Stated problem >>
Set the following entries down again exactly, line by line.

>> BEGIN

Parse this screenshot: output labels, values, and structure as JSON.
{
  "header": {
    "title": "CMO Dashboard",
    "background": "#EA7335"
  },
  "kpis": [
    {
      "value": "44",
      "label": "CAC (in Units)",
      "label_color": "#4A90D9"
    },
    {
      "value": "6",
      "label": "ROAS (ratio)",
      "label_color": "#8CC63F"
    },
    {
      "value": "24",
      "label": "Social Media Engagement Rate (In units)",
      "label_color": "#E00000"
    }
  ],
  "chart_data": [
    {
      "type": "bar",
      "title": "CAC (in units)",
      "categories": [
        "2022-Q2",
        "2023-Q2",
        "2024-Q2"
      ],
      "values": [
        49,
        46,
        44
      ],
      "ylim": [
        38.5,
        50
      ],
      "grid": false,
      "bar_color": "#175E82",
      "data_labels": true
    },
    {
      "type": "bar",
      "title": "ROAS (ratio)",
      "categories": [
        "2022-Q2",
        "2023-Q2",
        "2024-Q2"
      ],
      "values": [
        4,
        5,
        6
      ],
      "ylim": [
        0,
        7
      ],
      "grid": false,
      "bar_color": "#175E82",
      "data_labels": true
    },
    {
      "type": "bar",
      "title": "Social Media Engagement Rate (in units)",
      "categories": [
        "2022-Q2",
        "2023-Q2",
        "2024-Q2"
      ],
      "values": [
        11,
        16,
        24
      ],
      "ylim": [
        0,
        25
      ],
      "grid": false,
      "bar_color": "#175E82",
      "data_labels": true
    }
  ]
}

>> END

The result >>
Parse this screenshot: output labels, values, and structure as JSON.
{
  "header": {
    "title": "CMO Dashboard",
    "background": "#EA7335"
  },
  "kpis": [
    {
      "value": "44",
      "label": "CAC (in Units)",
      "label_color": "#4A90D9"
    },
    {
      "value": "6",
      "label": "ROAS (ratio)",
      "label_color": "#8CC63F"
    },
    {
      "value": "24",
      "label": "Social Media Engagement Rate (In units)",
      "label_color": "#E00000"
    }
  ],
  "chart_data": [
    {
      "type": "bar",
      "title": "CAC (in units)",
      "categories": [
        "2022-Q2",
        "2023-Q2",
        "2024-Q2"
      ],
      "values": [
        49,
        46,
        44
      ],
      "ylim": [
        38.5,
        50
      ],
      "grid": false,
      "bar_color": "#175E82",
      "data_labels": true
    },
    {
      "type": "bar",
      "title": "ROAS (ratio)",
      "categories": [
        "2022-Q2",
        "2023-Q2",
        "2024-Q2"
      ],
      "values": [
        4,
        5,
        6
      ],
      "ylim": [
        0,
        7
      ],
      "grid": false,
      "bar_color": "#175E82",
      "data_labels": true
    },
    {
      "type": "bar",
      "title": "Social Media Engagement Rate (in units)",
      "categories": [
        "2022-Q2",
        "2023-Q2",
        "2024-Q2"
      ],
      "values": [
        11,
        16,
        24
      ],
      "ylim": [
        0,
        25
      ],
      "grid": false,
      "bar_color": "#175E82",
      "data_labels": true
    }
  ]
}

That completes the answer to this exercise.